::: MATERIALS PROVIDED :::

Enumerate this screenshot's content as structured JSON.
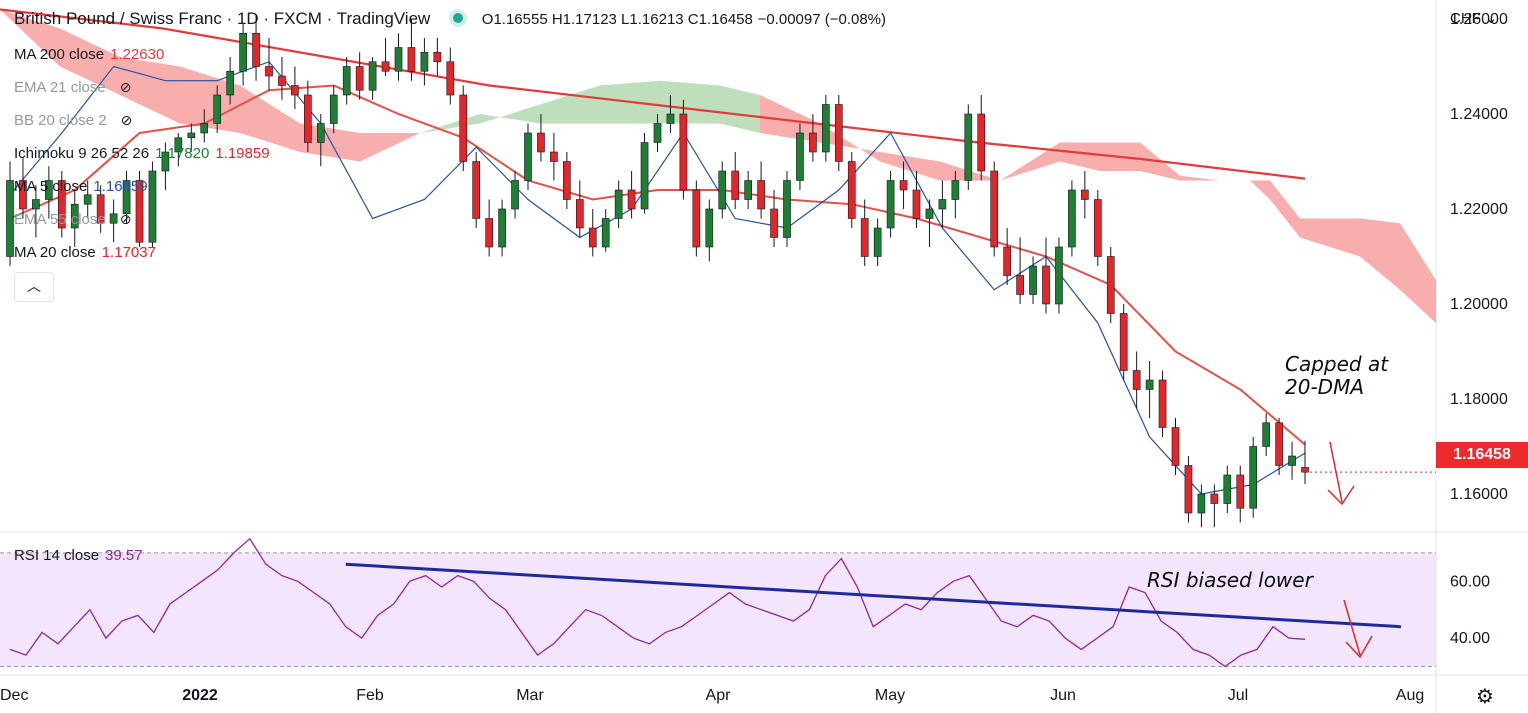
{
  "header": {
    "title": "British Pound / Swiss Franc · 1D · FXCM · TradingView",
    "ohlc": "O1.16555 H1.17123 L1.16213 C1.16458",
    "change": "−0.00097 (−0.08%)"
  },
  "currency": "CHF",
  "legend": {
    "ma200": {
      "label": "MA 200 close",
      "value": "1.22630"
    },
    "ema21": {
      "label": "EMA 21 close"
    },
    "bb20": {
      "label": "BB 20 close 2"
    },
    "ichimoku": {
      "label": "Ichimoku 9 26 52 26",
      "value1": "1.17820",
      "value2": "1.19859"
    },
    "ma5": {
      "label": "MA 5 close",
      "value": "1.16859"
    },
    "ma20": {
      "label": "MA 20 close",
      "value": "1.17037"
    },
    "hidden": {
      "label": "EMA 55 close"
    }
  },
  "rsi_legend": {
    "label": "RSI 14 close",
    "value": "39.57"
  },
  "annotations": {
    "capped_line1": "Capped at",
    "capped_line2": "20-DMA",
    "rsi_bias": "RSI biased lower"
  },
  "last_price": "1.16458",
  "colors": {
    "up": "#1e7e34",
    "down": "#e3262a",
    "ma200": "#e33b3b",
    "ma20": "#e55048",
    "ma5": "#2253a8",
    "cloud_bear": "#f8a5a5",
    "cloud_bull": "#b7dcb5",
    "rsi": "#8e24aa",
    "rsi_band": "#f3e5fc",
    "trendline": "#1f2a9a"
  },
  "chart_data": {
    "type": "candlestick",
    "price_axis": {
      "ylim": [
        1.152,
        1.264
      ],
      "ticks": [
        "1.26000",
        "1.24000",
        "1.22000",
        "1.20000",
        "1.18000",
        "1.16000"
      ]
    },
    "rsi_axis": {
      "ylim": [
        27,
        77
      ],
      "ticks": [
        "60.00",
        "40.00"
      ],
      "band": [
        30,
        70
      ]
    },
    "x_axis": {
      "labels": [
        "Dec",
        "2022",
        "Feb",
        "Mar",
        "Apr",
        "May",
        "Jun",
        "Jul",
        "Aug"
      ]
    },
    "candles": [
      [
        1.21,
        1.23,
        1.208,
        1.226
      ],
      [
        1.226,
        1.231,
        1.218,
        1.22
      ],
      [
        1.22,
        1.225,
        1.214,
        1.222
      ],
      [
        1.222,
        1.229,
        1.218,
        1.226
      ],
      [
        1.226,
        1.228,
        1.214,
        1.216
      ],
      [
        1.216,
        1.224,
        1.212,
        1.221
      ],
      [
        1.221,
        1.226,
        1.218,
        1.223
      ],
      [
        1.223,
        1.225,
        1.215,
        1.217
      ],
      [
        1.217,
        1.222,
        1.213,
        1.219
      ],
      [
        1.219,
        1.228,
        1.217,
        1.226
      ],
      [
        1.226,
        1.228,
        1.212,
        1.213
      ],
      [
        1.213,
        1.23,
        1.212,
        1.228
      ],
      [
        1.228,
        1.234,
        1.224,
        1.232
      ],
      [
        1.232,
        1.236,
        1.229,
        1.235
      ],
      [
        1.235,
        1.238,
        1.232,
        1.236
      ],
      [
        1.236,
        1.241,
        1.234,
        1.238
      ],
      [
        1.238,
        1.246,
        1.236,
        1.244
      ],
      [
        1.244,
        1.252,
        1.242,
        1.249
      ],
      [
        1.249,
        1.259,
        1.246,
        1.257
      ],
      [
        1.257,
        1.261,
        1.247,
        1.25
      ],
      [
        1.25,
        1.256,
        1.245,
        1.248
      ],
      [
        1.248,
        1.252,
        1.243,
        1.246
      ],
      [
        1.246,
        1.25,
        1.241,
        1.244
      ],
      [
        1.244,
        1.247,
        1.232,
        1.234
      ],
      [
        1.234,
        1.24,
        1.229,
        1.238
      ],
      [
        1.238,
        1.246,
        1.236,
        1.244
      ],
      [
        1.244,
        1.252,
        1.242,
        1.25
      ],
      [
        1.25,
        1.253,
        1.243,
        1.245
      ],
      [
        1.245,
        1.252,
        1.243,
        1.251
      ],
      [
        1.251,
        1.256,
        1.248,
        1.249
      ],
      [
        1.249,
        1.257,
        1.247,
        1.254
      ],
      [
        1.254,
        1.26,
        1.247,
        1.249
      ],
      [
        1.249,
        1.256,
        1.246,
        1.253
      ],
      [
        1.253,
        1.256,
        1.248,
        1.251
      ],
      [
        1.251,
        1.254,
        1.242,
        1.244
      ],
      [
        1.244,
        1.246,
        1.228,
        1.23
      ],
      [
        1.23,
        1.232,
        1.216,
        1.218
      ],
      [
        1.218,
        1.222,
        1.21,
        1.212
      ],
      [
        1.212,
        1.222,
        1.21,
        1.22
      ],
      [
        1.22,
        1.228,
        1.218,
        1.226
      ],
      [
        1.226,
        1.238,
        1.224,
        1.236
      ],
      [
        1.236,
        1.24,
        1.23,
        1.232
      ],
      [
        1.232,
        1.236,
        1.226,
        1.23
      ],
      [
        1.23,
        1.232,
        1.22,
        1.222
      ],
      [
        1.222,
        1.226,
        1.214,
        1.216
      ],
      [
        1.216,
        1.22,
        1.21,
        1.212
      ],
      [
        1.212,
        1.22,
        1.211,
        1.218
      ],
      [
        1.218,
        1.226,
        1.216,
        1.224
      ],
      [
        1.224,
        1.228,
        1.218,
        1.22
      ],
      [
        1.22,
        1.236,
        1.219,
        1.234
      ],
      [
        1.234,
        1.24,
        1.232,
        1.238
      ],
      [
        1.238,
        1.244,
        1.236,
        1.24
      ],
      [
        1.24,
        1.243,
        1.222,
        1.224
      ],
      [
        1.224,
        1.226,
        1.21,
        1.212
      ],
      [
        1.212,
        1.222,
        1.209,
        1.22
      ],
      [
        1.22,
        1.23,
        1.218,
        1.228
      ],
      [
        1.228,
        1.232,
        1.22,
        1.222
      ],
      [
        1.222,
        1.228,
        1.22,
        1.226
      ],
      [
        1.226,
        1.23,
        1.218,
        1.22
      ],
      [
        1.22,
        1.224,
        1.212,
        1.214
      ],
      [
        1.214,
        1.228,
        1.212,
        1.226
      ],
      [
        1.226,
        1.238,
        1.224,
        1.236
      ],
      [
        1.236,
        1.24,
        1.23,
        1.232
      ],
      [
        1.232,
        1.244,
        1.23,
        1.242
      ],
      [
        1.242,
        1.244,
        1.228,
        1.23
      ],
      [
        1.23,
        1.232,
        1.216,
        1.218
      ],
      [
        1.218,
        1.222,
        1.208,
        1.21
      ],
      [
        1.21,
        1.218,
        1.208,
        1.216
      ],
      [
        1.216,
        1.228,
        1.214,
        1.226
      ],
      [
        1.226,
        1.23,
        1.22,
        1.224
      ],
      [
        1.224,
        1.228,
        1.216,
        1.218
      ],
      [
        1.218,
        1.222,
        1.212,
        1.22
      ],
      [
        1.22,
        1.226,
        1.216,
        1.222
      ],
      [
        1.222,
        1.228,
        1.218,
        1.226
      ],
      [
        1.226,
        1.242,
        1.224,
        1.24
      ],
      [
        1.24,
        1.244,
        1.226,
        1.228
      ],
      [
        1.228,
        1.23,
        1.21,
        1.212
      ],
      [
        1.212,
        1.216,
        1.204,
        1.206
      ],
      [
        1.206,
        1.214,
        1.2,
        1.202
      ],
      [
        1.202,
        1.21,
        1.2,
        1.208
      ],
      [
        1.208,
        1.214,
        1.198,
        1.2
      ],
      [
        1.2,
        1.214,
        1.198,
        1.212
      ],
      [
        1.212,
        1.226,
        1.21,
        1.224
      ],
      [
        1.224,
        1.228,
        1.218,
        1.222
      ],
      [
        1.222,
        1.224,
        1.208,
        1.21
      ],
      [
        1.21,
        1.212,
        1.196,
        1.198
      ],
      [
        1.198,
        1.2,
        1.184,
        1.186
      ],
      [
        1.186,
        1.19,
        1.178,
        1.182
      ],
      [
        1.182,
        1.188,
        1.176,
        1.184
      ],
      [
        1.184,
        1.186,
        1.172,
        1.174
      ],
      [
        1.174,
        1.176,
        1.164,
        1.166
      ],
      [
        1.166,
        1.168,
        1.154,
        1.156
      ],
      [
        1.156,
        1.162,
        1.153,
        1.16
      ],
      [
        1.16,
        1.162,
        1.153,
        1.158
      ],
      [
        1.158,
        1.166,
        1.156,
        1.164
      ],
      [
        1.164,
        1.166,
        1.154,
        1.157
      ],
      [
        1.157,
        1.172,
        1.155,
        1.17
      ],
      [
        1.17,
        1.177,
        1.168,
        1.175
      ],
      [
        1.175,
        1.176,
        1.164,
        1.166
      ],
      [
        1.166,
        1.171,
        1.163,
        1.168
      ],
      [
        1.1656,
        1.1712,
        1.1621,
        1.1646
      ]
    ],
    "ma200": [
      1.262,
      1.258,
      1.252,
      1.246,
      1.242,
      1.238,
      1.234,
      1.2305,
      1.2264
    ],
    "ma20": [
      1.218,
      1.224,
      1.236,
      1.238,
      1.245,
      1.246,
      1.24,
      1.235,
      1.226,
      1.222,
      1.224,
      1.224,
      1.222,
      1.221,
      1.218,
      1.214,
      1.21,
      1.204,
      1.19,
      1.182,
      1.1704
    ],
    "ma5": [
      1.223,
      1.236,
      1.25,
      1.247,
      1.247,
      1.251,
      1.238,
      1.218,
      1.222,
      1.233,
      1.222,
      1.214,
      1.22,
      1.236,
      1.218,
      1.216,
      1.224,
      1.236,
      1.216,
      1.203,
      1.21,
      1.196,
      1.172,
      1.16,
      1.162,
      1.1686
    ],
    "rsi": [
      36,
      34,
      42,
      38,
      44,
      50,
      40,
      46,
      48,
      42,
      52,
      56,
      60,
      64,
      70,
      75,
      66,
      62,
      60,
      56,
      52,
      44,
      40,
      48,
      52,
      60,
      62,
      58,
      62,
      60,
      54,
      50,
      42,
      34,
      38,
      44,
      50,
      48,
      44,
      40,
      38,
      42,
      44,
      48,
      52,
      56,
      52,
      50,
      48,
      46,
      50,
      62,
      68,
      58,
      44,
      48,
      52,
      50,
      56,
      60,
      62,
      54,
      46,
      44,
      48,
      46,
      40,
      36,
      40,
      44,
      58,
      56,
      46,
      42,
      36,
      34,
      30,
      34,
      36,
      44,
      40,
      39.57
    ],
    "rsi_trendline": [
      [
        21,
        66
      ],
      [
        87,
        44
      ]
    ]
  }
}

:::

REQUIREMENTS
Return every line in the listing that contains the word "close".

TASK OUTPUT
      "label": "MA 200 close",
      "label": "EMA 21 close"
      "label": "BB 20 close 2"
      "label": "MA 5 close",
      "label": "MA 20 close",
      "label": "EMA 55 close"
    "label": "RSI 14 close",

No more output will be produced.